_STATED EXERCISE_
Reproduce every line in the listing that contains the word "노인종합복지관".

_RECORDS_
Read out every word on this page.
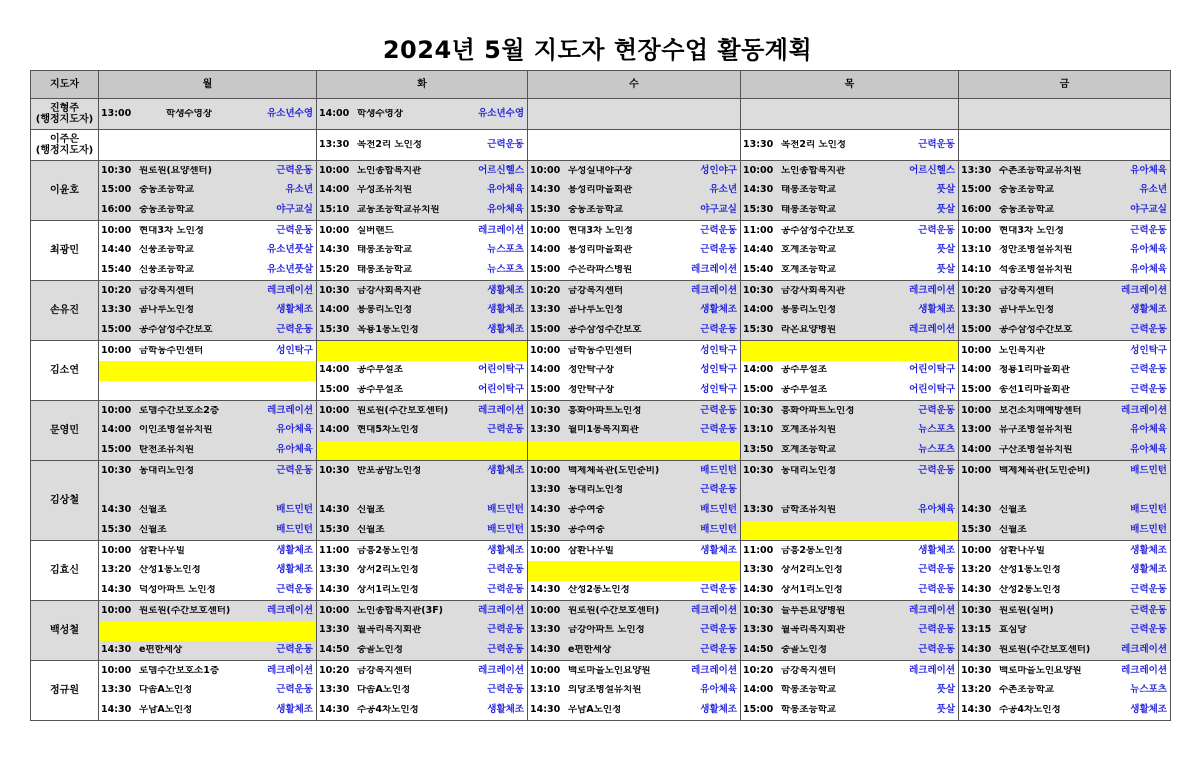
2024년 5월 지도자 현장수업 활동계획
지도자	월	화	수	목	금
진형주
(행정지도자)	13:00 학생수영장 유소년수영	14:00 학생수영장 유소년수영			

이주은
(행정지도자)		13:30 목천2리 노인정 근력운동		13:30 목천2리 노인정 근력운동	

이윤호	10:30 원로원(요양센터) 근력운동	10:00 노인종합복지관 어르신헬스	10:00 우성실내야구장 성인야구	10:00 노인종합복지관 어르신헬스	13:30 수촌초등학교유치원 유아체육

	15:00 중동초등학교 유소년	14:00 우성초유치원 유아체육	14:30 용성리마을회관 유소년	14:30 태봉초등학교 풋살	15:00 중동초등학교 유소년

	16:00 중동초등학교 야구교실	15:10 교동초등학교유치원 유아체육	15:30 중동초등학교 야구교실	15:30 태봉초등학교 풋살	16:00 중동초등학교 야구교실

최광민	10:00 현대3차 노인정 근력운동	10:00 실버랜드 레크레이션	10:00 현대3차 노인정 근력운동	11:00 공주삼성주간보호 근력운동	10:00 현대3차 노인정 근력운동

	14:40 신풍초등학교 유소년풋살	14:30 태봉초등학교 뉴스포츠	14:00 용성리마을회관 근력운동	14:40 호계초등학교 풋살	13:10 정안초병설유치원 유아체육

	15:40 신풍초등학교 유소년풋살	15:20 태봉초등학교 뉴스포츠	15:00 주은라파스병원 레크레이션	15:40 호계초등학교 풋살	14:10 석송초병설유치원 유아체육

손유진	10:20 금강복지센터 레크레이션	10:30 금강사회복지관 생활체조	10:20 금강복지센터 레크레이션	10:30 금강사회복지관 레크레이션	10:20 금강복지센터 레크레이션

	13:30 곰나루노인정 생활체조	14:00 용봉리노인정 생활체조	13:30 곰나루노인정 생활체조	14:00 용봉리노인정 생활체조	13:30 곰나루노인정 생활체조

	15:00 공주삼성주간보호 근력운동	15:30 옥룡1통노인정 생활체조	15:00 공주삼성주간보호 근력운동	15:30 라온요양병원 레크레이션	15:00 공주삼성주간보호 근력운동

김소연	10:00 금학동주민센터 성인탁구		10:00 금학동주민센터 성인탁구		10:00 노인복지관 성인탁구

		14:00 공주부설초 어린이탁구	14:00 정안탁구장 성인탁구	14:00 공주부설초 어린이탁구	14:00 청룡1리마을회관 근력운동

		15:00 공주부설초 어린이탁구	15:00 정안탁구장 성인탁구	15:00 공주부설초 어린이탁구	15:00 송선1리마을회관 근력운동

문영민	10:00 로뎀주간보호소2층 레크레이션	10:00 원로원(주간보호센터) 레크레이션	10:30 흥화아파트노인정 근력운동	10:30 흥화아파트노인정 근력운동	10:00 보건소치매예방센터 레크레이션

	14:00 이인초병설유치원 유아체육	14:00 현대5차노인정 근력운동	13:30 월미1통복지회관 근력운동	13:10 호계초유치원 뉴스포츠	13:00 유구초병설유치원 유아체육

	15:00 탄천초유치원 유아체육			13:50 호계초등학교 뉴스포츠	14:00 구산초병설유치원 유아체육

김상철	10:30 동대리노인정 근력운동	10:30 반포공암노인정 생활체조	10:00 백제체육관(도민준비) 배드민턴	10:30 동대리노인정 근력운동	10:00 백제체육관(도민준비) 배드민턴

			13:30 동대리노인정 근력운동		

	14:30 신월초 배드민턴	14:30 신월초 배드민턴	14:30 공주여중 배드민턴	13:30 금학초유치원 유아체육	14:30 신월초 배드민턴

	15:30 신월초 배드민턴	15:30 신월초 배드민턴	15:30 공주여중 배드민턴		15:30 신월초 배드민턴

김효신	10:00 삼환나우빌 생활체조	11:00 금흥2통노인정 생활체조	10:00 삼환나우빌 생활체조	11:00 금흥2통노인정 생활체조	10:00 삼환나우빌 생활체조

	13:20 산성1통노인정 생활체조	13:30 상서2리노인정 근력운동		13:30 상서2리노인정 근력운동	13:20 산성1통노인정 생활체조

	14:30 덕성아파트 노인정 근력운동	14:30 상서1리노인정 근력운동	14:30 산성2통노인정 근력운동	14:30 상서1리노인정 근력운동	14:30 산성2통노인정 근력운동

백성철	10:00 원로원(주간보호센터) 레크레이션	10:00 노인종합복지관(3F) 레크레이션	10:00 원로원(주간보호센터) 레크레이션	10:30 늘푸른요양병원 레크레이션	10:30 원로원(실버) 근력운동

		13:30 월곡리복지회관 근력운동	13:30 금강아파트 노인정 근력운동	13:30 월곡리복지회관 근력운동	13:15 효심당 근력운동

	14:30 e편한세상 근력운동	14:50 중골노인정 근력운동	14:30 e편한세상 근력운동	14:50 중골노인정 근력운동	14:30 원로원(주간보호센터) 레크레이션

정규원	10:00 로뎀주간보호소1층 레크레이션	10:20 금강복지센터 레크레이션	10:00 백로마을노인요양원 레크레이션	10:20 금강복지센터 레크레이션	10:30 백로마을노인요양원 레크레이션

	13:30 다솜A노인정 근력운동	13:30 다솜A노인정 근력운동	13:10 의당초병설유치원 유아체육	14:00 학봉초등학교 풋살	13:20 수촌초등학교 뉴스포츠

	14:30 우남A노인정 생활체조	14:30 주공4차노인정 생활체조	14:30 우남A노인정 생활체조	15:00 학봉초등학교 풋살	14:30 주공4차노인정 생활체조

_RESPONSE TO THIS EXERCISE_
이윤호	10:30 원로원(요양센터) 근력운동	10:00 노인종합복지관 어르신헬스	10:00 우성실내야구장 성인야구	10:00 노인종합복지관 어르신헬스	13:30 수촌초등학교유치원 유아체육
백성철	10:00 원로원(주간보호센터) 레크레이션	10:00 노인종합복지관(3F) 레크레이션	10:00 원로원(주간보호센터) 레크레이션	10:30 늘푸른요양병원 레크레이션	10:30 원로원(실버) 근력운동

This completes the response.